## Exercise
Pick out each line of the records that includes the string "placeholder", and copy it.

====== Material to process

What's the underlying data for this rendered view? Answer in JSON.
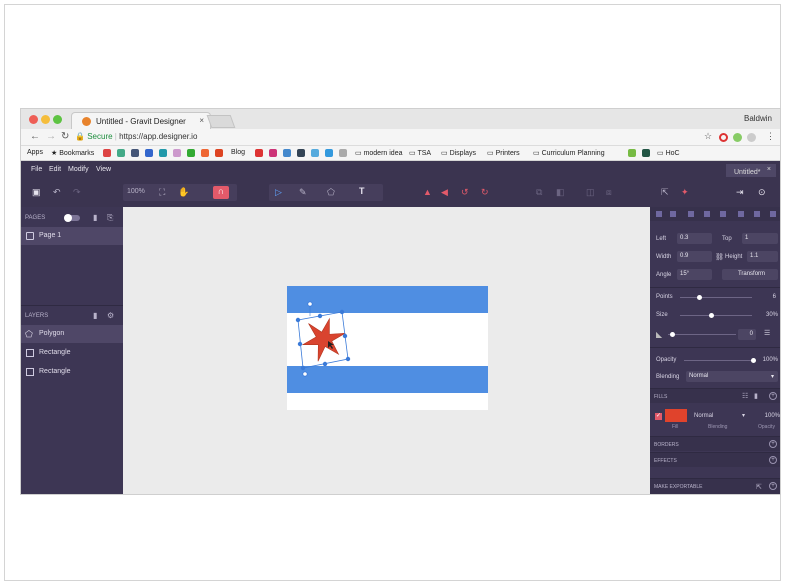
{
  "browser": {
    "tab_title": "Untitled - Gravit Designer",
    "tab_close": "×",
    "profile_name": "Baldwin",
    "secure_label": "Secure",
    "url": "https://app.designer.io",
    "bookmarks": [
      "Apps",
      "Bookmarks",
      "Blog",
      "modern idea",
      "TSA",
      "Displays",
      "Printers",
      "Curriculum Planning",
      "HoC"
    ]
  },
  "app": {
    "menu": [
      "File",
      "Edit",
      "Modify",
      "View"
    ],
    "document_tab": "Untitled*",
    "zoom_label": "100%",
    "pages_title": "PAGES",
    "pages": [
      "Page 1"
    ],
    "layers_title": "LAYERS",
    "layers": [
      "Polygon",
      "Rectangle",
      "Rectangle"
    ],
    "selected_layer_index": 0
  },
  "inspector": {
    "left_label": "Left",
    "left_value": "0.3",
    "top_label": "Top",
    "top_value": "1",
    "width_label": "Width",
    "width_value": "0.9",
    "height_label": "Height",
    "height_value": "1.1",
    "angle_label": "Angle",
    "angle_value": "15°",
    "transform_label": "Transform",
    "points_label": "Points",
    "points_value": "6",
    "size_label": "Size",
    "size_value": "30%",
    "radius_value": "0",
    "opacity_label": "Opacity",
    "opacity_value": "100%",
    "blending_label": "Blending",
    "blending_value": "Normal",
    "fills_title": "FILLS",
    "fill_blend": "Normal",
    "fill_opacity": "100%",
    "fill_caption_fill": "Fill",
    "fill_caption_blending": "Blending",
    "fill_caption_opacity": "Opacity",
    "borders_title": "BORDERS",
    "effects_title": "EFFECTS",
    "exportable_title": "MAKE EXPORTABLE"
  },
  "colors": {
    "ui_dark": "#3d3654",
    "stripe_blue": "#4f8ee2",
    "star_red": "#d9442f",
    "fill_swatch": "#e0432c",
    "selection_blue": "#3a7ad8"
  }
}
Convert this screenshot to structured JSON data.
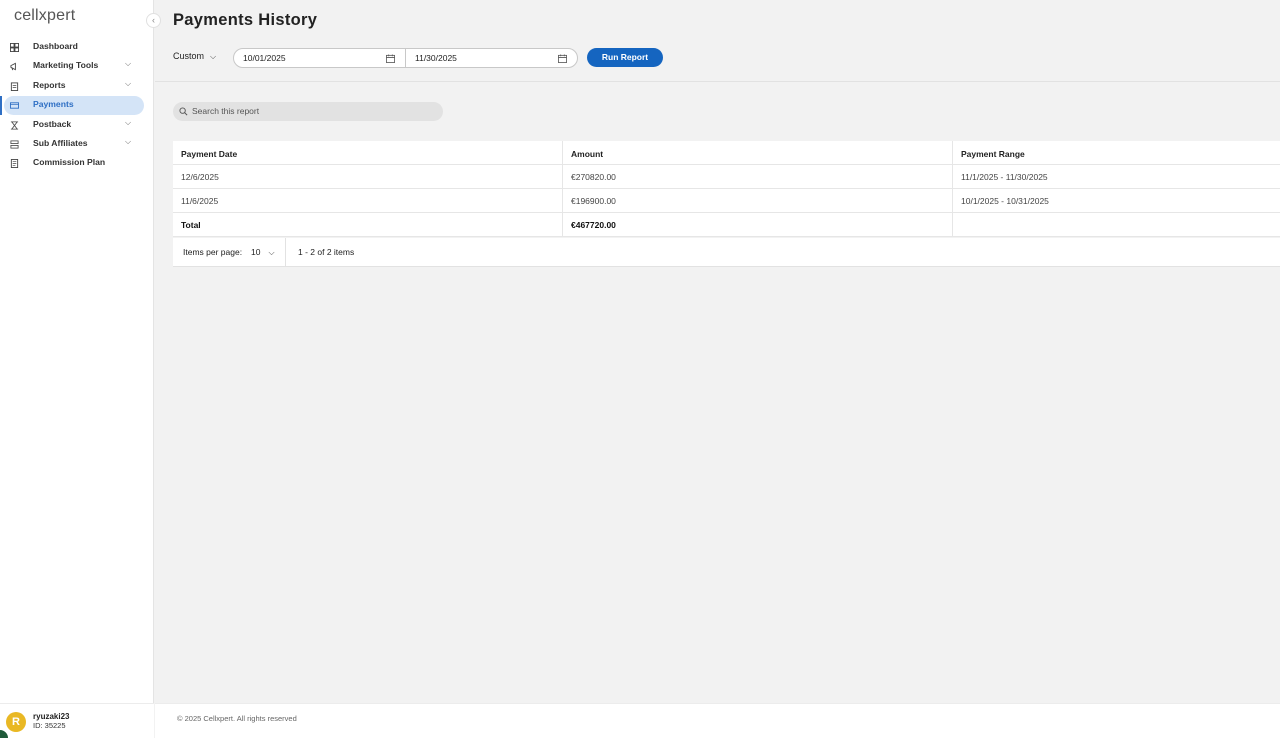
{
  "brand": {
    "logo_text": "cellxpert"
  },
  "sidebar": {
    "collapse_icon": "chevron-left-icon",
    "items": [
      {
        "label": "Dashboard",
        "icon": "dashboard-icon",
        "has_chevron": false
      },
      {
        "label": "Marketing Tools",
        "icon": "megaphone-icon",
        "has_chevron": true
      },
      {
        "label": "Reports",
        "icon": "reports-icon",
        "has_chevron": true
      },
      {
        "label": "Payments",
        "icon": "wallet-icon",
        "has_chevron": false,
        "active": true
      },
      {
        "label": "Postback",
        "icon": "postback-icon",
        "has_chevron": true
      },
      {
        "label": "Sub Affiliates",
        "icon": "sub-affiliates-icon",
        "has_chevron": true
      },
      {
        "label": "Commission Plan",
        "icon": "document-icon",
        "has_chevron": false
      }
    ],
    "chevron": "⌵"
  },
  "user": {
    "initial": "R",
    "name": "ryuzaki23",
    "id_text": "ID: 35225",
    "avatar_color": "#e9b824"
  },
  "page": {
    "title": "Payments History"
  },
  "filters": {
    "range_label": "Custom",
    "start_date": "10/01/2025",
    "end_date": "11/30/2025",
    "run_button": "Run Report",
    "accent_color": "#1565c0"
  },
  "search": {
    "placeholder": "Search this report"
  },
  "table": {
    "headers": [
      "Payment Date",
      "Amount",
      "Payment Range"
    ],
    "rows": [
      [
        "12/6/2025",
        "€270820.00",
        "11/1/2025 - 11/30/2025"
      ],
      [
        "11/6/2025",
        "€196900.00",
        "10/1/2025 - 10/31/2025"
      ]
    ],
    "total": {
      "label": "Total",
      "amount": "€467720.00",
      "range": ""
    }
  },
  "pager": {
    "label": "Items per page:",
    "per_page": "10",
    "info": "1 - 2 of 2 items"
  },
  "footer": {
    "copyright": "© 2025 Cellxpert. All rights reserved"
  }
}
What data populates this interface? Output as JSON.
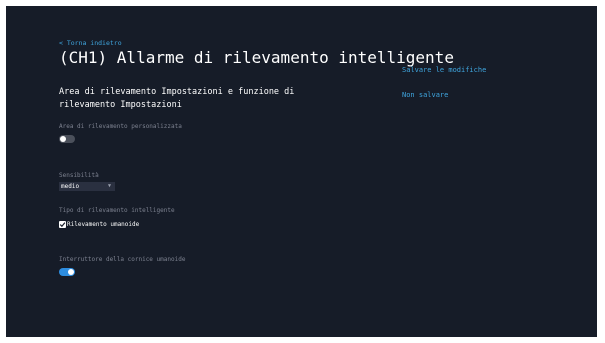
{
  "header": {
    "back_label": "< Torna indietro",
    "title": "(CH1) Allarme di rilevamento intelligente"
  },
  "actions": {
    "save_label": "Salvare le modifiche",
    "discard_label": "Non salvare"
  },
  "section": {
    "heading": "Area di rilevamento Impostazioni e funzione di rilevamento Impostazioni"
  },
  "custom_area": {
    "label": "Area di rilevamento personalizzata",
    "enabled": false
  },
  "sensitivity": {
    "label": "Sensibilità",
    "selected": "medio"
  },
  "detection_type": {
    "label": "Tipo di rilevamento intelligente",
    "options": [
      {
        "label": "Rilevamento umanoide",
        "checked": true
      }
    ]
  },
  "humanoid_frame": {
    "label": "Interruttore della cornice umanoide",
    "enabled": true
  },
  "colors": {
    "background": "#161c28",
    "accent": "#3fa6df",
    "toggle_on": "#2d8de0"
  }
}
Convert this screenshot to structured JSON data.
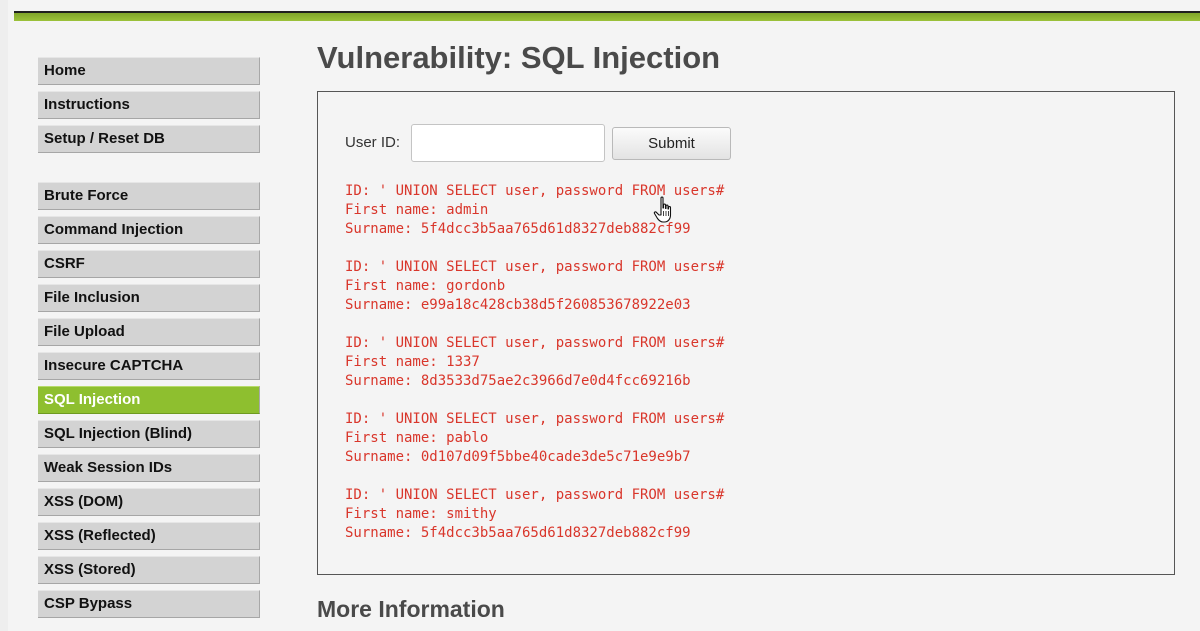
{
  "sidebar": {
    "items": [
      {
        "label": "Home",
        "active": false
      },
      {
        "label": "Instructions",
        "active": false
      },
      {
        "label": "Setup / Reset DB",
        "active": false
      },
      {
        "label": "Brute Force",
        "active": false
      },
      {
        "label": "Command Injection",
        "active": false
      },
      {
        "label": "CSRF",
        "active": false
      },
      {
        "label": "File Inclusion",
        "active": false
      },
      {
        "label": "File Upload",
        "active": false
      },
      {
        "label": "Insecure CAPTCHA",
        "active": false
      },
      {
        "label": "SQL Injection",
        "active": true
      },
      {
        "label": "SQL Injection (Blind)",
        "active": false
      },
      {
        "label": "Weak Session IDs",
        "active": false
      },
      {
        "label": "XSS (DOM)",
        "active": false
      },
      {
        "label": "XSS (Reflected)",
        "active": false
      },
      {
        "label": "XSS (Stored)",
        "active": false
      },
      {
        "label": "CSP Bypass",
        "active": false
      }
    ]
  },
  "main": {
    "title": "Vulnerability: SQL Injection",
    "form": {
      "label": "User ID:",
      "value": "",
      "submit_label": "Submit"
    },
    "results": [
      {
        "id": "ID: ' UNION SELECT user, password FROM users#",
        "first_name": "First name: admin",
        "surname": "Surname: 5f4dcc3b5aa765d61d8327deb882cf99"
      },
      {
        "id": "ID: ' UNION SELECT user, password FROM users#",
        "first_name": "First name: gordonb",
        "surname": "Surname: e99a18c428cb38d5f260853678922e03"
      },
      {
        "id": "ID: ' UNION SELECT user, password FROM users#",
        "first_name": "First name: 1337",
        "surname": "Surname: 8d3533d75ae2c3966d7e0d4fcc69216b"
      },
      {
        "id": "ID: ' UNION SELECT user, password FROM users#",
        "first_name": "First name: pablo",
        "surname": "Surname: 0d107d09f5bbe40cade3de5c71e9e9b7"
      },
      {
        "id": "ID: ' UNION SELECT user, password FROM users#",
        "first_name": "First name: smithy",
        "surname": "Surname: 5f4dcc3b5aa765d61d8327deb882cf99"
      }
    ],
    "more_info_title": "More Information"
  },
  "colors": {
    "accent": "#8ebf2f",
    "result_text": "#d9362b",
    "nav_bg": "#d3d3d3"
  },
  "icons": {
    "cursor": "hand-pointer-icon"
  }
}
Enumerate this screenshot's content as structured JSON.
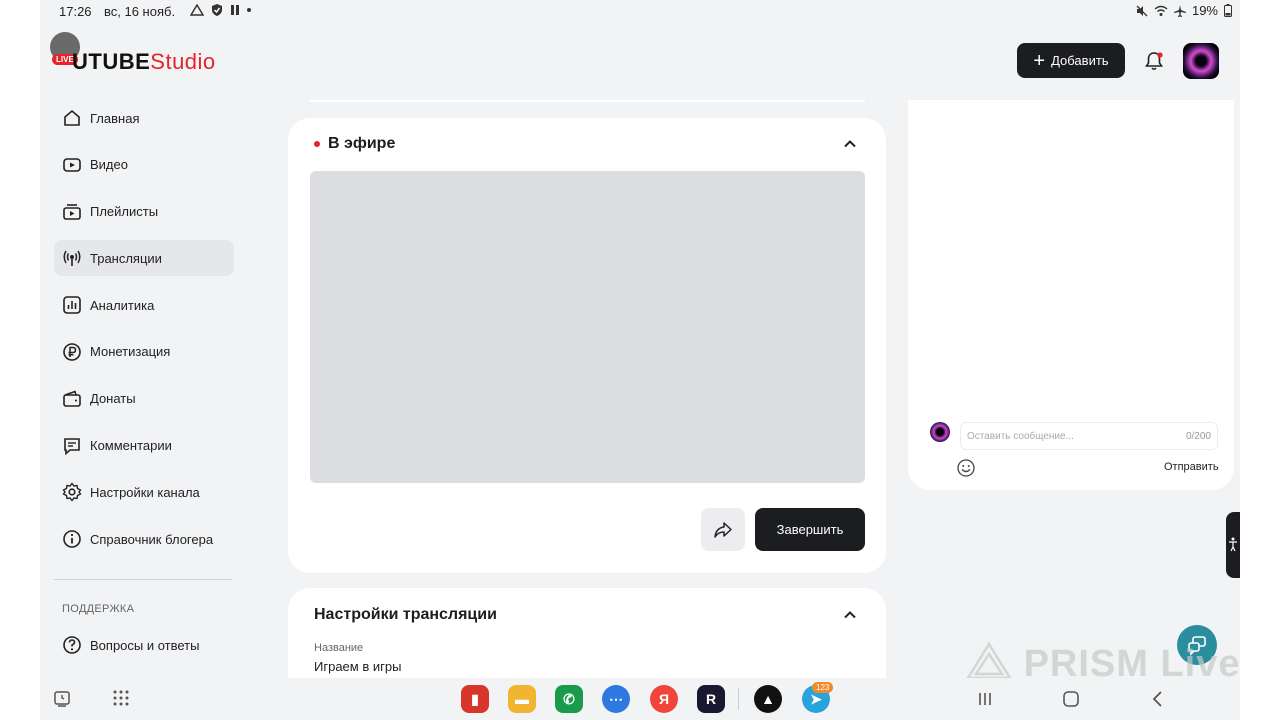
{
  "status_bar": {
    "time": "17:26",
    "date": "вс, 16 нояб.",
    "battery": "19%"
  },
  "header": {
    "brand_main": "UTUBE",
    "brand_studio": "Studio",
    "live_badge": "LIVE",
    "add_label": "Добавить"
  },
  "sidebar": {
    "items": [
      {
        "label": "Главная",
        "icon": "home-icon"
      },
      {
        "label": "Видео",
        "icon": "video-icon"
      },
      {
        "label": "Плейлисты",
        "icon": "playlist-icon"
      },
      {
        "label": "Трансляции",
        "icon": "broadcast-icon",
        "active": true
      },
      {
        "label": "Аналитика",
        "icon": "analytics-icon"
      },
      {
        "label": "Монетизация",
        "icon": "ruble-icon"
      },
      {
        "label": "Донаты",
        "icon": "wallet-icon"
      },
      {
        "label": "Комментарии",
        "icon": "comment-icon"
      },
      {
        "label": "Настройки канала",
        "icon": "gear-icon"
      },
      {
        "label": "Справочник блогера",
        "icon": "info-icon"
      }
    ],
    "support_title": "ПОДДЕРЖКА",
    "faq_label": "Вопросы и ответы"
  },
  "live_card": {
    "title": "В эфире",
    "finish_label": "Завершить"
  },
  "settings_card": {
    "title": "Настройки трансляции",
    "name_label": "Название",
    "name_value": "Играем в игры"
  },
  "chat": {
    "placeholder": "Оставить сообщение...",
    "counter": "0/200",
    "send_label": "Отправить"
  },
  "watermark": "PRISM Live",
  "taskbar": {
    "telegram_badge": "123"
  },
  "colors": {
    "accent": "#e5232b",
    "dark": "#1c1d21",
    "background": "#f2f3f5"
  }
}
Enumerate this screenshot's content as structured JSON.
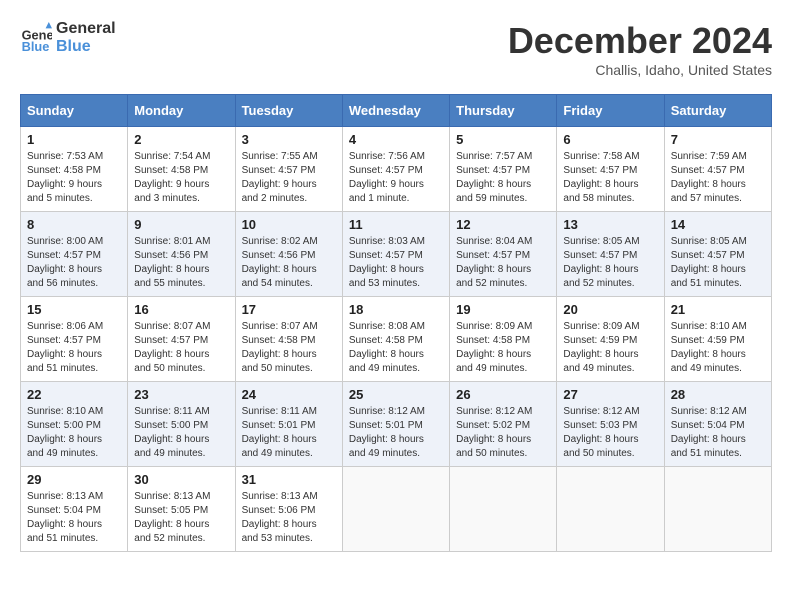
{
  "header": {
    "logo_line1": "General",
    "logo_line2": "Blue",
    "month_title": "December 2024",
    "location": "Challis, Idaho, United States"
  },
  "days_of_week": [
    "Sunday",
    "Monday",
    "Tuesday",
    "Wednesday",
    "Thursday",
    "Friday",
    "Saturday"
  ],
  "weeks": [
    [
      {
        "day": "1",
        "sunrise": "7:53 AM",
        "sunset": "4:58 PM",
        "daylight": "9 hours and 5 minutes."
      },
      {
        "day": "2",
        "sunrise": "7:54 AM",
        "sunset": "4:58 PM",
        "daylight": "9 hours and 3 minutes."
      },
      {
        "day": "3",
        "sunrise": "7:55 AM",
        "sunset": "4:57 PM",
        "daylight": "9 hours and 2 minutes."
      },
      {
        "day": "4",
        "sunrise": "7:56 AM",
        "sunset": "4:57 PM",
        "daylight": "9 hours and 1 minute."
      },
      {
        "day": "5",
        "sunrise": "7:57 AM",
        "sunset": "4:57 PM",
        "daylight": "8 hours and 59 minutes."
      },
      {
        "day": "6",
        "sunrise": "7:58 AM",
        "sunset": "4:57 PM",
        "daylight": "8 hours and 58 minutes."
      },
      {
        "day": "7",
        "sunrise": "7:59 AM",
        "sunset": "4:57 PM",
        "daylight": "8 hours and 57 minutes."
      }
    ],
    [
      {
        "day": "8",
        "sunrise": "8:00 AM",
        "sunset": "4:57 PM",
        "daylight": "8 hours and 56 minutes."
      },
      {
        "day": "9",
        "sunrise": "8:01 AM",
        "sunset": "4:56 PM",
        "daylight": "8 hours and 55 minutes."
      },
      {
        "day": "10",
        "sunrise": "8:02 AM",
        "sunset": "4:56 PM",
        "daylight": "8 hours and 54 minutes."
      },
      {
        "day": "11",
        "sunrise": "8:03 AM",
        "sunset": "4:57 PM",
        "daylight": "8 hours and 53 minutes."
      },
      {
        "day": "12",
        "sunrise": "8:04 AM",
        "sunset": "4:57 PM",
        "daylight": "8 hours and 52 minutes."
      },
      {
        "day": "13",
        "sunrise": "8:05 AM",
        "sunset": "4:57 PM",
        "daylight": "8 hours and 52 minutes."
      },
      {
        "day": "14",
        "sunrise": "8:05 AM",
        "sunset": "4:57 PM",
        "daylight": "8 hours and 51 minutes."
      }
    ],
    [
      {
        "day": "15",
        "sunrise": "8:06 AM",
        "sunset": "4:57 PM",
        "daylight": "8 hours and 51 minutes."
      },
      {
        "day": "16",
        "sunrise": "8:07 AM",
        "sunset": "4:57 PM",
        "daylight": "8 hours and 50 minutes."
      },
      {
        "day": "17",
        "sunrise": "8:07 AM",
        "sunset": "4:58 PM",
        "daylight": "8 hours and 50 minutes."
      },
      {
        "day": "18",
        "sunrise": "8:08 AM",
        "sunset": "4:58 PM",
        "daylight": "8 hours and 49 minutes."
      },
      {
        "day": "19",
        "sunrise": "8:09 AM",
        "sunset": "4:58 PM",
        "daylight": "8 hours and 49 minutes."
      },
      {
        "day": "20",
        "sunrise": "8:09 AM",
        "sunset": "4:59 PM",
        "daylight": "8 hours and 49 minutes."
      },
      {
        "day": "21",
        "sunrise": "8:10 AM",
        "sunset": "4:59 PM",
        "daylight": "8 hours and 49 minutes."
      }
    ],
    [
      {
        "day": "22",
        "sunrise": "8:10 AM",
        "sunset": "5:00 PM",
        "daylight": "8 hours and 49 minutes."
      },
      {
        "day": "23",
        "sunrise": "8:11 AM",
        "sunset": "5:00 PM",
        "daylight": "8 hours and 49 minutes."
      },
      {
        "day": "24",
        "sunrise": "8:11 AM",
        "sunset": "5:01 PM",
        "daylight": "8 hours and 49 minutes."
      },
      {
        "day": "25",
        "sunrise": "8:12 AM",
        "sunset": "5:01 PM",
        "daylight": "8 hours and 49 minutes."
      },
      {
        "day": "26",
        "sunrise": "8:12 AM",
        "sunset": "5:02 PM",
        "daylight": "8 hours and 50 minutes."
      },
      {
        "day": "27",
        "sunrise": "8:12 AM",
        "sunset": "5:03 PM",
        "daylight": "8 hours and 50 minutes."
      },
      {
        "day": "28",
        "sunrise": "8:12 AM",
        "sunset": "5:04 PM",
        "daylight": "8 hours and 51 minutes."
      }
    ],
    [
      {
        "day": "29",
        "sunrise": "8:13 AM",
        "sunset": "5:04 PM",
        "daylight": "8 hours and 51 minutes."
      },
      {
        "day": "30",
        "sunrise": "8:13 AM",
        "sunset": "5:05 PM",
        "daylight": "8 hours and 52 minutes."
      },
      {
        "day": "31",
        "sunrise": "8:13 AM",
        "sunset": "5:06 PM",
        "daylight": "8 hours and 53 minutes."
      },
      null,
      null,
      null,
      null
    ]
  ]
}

============

## The result
    "placeholder": "Search this report"
    "placeholder": "Оставить сообщение...",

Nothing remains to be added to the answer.